> Extracted data:
[START]
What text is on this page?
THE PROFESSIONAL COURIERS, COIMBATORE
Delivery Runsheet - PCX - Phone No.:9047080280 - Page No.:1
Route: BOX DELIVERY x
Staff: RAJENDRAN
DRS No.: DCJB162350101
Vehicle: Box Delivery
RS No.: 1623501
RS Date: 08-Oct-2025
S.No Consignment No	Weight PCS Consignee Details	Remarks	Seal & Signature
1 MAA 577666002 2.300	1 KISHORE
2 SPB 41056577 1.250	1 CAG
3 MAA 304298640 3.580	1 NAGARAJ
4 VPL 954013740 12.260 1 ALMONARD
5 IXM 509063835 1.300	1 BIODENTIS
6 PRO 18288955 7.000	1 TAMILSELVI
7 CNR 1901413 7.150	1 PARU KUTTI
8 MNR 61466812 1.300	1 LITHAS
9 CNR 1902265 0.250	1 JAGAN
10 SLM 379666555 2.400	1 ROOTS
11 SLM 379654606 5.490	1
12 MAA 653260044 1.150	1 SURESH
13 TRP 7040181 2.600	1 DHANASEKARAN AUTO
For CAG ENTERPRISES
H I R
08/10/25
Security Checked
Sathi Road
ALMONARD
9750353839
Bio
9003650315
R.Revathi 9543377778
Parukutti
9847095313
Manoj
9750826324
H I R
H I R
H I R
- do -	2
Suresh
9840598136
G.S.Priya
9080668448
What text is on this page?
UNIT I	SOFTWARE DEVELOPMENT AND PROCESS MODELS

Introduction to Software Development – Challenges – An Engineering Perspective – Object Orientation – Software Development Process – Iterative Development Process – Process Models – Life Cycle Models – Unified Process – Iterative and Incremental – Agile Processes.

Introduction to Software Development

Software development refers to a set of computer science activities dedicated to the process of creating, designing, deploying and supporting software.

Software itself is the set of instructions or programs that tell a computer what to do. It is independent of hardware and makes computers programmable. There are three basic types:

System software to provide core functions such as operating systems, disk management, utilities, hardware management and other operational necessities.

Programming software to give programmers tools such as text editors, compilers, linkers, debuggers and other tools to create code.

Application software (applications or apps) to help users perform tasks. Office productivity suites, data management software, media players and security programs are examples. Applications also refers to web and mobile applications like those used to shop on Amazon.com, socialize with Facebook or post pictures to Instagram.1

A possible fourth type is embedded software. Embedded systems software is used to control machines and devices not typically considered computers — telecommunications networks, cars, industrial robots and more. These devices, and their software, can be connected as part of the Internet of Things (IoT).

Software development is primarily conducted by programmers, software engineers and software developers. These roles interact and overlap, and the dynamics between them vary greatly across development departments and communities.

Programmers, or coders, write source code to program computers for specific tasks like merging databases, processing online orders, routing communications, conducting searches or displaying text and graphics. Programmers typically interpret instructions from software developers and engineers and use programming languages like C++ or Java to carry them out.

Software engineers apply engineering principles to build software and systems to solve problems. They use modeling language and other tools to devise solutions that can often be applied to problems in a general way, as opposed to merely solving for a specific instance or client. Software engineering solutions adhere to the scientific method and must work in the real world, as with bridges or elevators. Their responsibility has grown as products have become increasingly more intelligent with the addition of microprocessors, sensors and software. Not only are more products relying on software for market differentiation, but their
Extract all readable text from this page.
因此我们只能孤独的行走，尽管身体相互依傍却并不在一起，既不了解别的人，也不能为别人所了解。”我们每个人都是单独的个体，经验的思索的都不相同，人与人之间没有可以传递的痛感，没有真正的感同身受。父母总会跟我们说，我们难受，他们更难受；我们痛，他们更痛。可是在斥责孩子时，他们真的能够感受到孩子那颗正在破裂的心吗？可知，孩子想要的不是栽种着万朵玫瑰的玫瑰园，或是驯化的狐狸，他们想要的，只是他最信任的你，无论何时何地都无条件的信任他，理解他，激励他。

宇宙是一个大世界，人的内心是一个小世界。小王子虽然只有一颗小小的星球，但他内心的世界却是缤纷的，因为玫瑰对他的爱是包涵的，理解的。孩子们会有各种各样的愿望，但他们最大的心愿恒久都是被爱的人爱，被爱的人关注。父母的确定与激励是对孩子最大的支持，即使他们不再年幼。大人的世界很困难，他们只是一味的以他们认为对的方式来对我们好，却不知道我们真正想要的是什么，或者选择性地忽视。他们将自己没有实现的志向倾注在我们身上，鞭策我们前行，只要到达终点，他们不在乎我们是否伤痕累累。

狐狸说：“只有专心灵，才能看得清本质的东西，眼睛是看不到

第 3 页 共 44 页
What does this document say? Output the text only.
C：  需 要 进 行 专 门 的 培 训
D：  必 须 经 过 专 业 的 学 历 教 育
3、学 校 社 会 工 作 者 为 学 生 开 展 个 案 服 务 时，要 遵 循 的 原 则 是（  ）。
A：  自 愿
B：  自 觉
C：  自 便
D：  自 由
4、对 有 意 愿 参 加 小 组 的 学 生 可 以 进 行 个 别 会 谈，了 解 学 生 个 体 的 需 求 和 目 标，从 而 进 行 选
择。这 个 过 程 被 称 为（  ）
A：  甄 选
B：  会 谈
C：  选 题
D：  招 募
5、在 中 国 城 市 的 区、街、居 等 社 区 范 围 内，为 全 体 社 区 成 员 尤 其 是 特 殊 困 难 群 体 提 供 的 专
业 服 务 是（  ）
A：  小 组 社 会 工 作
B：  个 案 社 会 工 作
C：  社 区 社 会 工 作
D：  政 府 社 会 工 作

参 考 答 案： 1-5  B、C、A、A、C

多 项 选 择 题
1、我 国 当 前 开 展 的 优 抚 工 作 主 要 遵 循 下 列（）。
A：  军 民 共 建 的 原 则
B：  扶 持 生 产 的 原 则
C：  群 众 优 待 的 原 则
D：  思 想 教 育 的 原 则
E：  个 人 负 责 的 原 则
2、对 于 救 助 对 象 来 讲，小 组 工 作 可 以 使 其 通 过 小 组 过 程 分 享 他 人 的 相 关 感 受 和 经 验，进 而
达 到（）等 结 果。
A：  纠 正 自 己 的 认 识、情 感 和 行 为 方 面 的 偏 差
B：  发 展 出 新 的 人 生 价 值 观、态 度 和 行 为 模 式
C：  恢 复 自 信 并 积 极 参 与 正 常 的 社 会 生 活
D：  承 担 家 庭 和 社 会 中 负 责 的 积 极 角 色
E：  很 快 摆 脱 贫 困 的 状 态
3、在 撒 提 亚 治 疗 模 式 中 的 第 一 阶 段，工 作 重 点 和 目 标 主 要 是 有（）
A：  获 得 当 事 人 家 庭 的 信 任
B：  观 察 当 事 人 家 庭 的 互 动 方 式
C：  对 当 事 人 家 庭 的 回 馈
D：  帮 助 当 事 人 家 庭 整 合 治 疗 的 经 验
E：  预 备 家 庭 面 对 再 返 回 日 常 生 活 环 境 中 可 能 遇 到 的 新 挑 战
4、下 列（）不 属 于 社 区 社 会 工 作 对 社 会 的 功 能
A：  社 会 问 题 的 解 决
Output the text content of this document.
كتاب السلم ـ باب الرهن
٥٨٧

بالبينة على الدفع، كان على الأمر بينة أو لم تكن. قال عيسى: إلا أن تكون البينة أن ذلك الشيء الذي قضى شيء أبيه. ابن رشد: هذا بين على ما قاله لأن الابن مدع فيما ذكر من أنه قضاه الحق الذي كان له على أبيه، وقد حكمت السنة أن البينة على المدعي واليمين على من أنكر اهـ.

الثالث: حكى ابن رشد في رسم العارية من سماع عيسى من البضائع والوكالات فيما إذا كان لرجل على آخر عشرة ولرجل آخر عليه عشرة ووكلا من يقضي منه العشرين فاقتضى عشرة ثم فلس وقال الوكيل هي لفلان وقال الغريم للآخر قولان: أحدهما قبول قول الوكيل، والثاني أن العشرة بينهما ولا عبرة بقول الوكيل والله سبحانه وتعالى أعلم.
[END]
> Direction:
Tell how many lines hold the string "tasks", giving the number and nothing else.

> Final result:
2